BEGIN
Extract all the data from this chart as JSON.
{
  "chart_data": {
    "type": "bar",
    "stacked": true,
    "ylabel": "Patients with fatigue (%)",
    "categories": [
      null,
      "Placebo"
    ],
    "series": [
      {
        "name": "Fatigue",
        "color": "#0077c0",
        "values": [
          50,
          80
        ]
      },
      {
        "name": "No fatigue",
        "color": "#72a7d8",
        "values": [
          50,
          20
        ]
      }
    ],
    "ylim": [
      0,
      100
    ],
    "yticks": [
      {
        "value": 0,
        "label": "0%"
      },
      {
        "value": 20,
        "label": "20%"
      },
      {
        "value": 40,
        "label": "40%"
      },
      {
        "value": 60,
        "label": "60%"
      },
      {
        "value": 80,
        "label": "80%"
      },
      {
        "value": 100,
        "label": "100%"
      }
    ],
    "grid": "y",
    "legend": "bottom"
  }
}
END
BEGIN
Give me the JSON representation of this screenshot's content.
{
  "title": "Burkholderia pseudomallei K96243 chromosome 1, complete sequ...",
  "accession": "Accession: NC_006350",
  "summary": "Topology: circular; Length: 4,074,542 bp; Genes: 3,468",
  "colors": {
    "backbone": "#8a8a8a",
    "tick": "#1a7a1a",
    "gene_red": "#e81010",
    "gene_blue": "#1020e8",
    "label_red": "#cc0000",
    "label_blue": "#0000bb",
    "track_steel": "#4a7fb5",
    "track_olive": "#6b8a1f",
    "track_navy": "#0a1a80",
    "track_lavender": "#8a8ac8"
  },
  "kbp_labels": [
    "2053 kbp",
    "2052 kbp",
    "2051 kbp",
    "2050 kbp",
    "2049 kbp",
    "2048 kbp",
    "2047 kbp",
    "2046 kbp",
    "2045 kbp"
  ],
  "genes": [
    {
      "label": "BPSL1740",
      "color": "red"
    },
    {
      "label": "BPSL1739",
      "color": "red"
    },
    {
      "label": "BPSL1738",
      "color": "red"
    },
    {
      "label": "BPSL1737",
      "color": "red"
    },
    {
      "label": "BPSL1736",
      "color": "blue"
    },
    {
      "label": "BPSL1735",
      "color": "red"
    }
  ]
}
END
* _Work instruction_
Match on "JSON" and report each line of the data above that has it.

* _Written response_
Extract all the data from this chart as JSON.
Give me the JSON representation of this screenshot's content.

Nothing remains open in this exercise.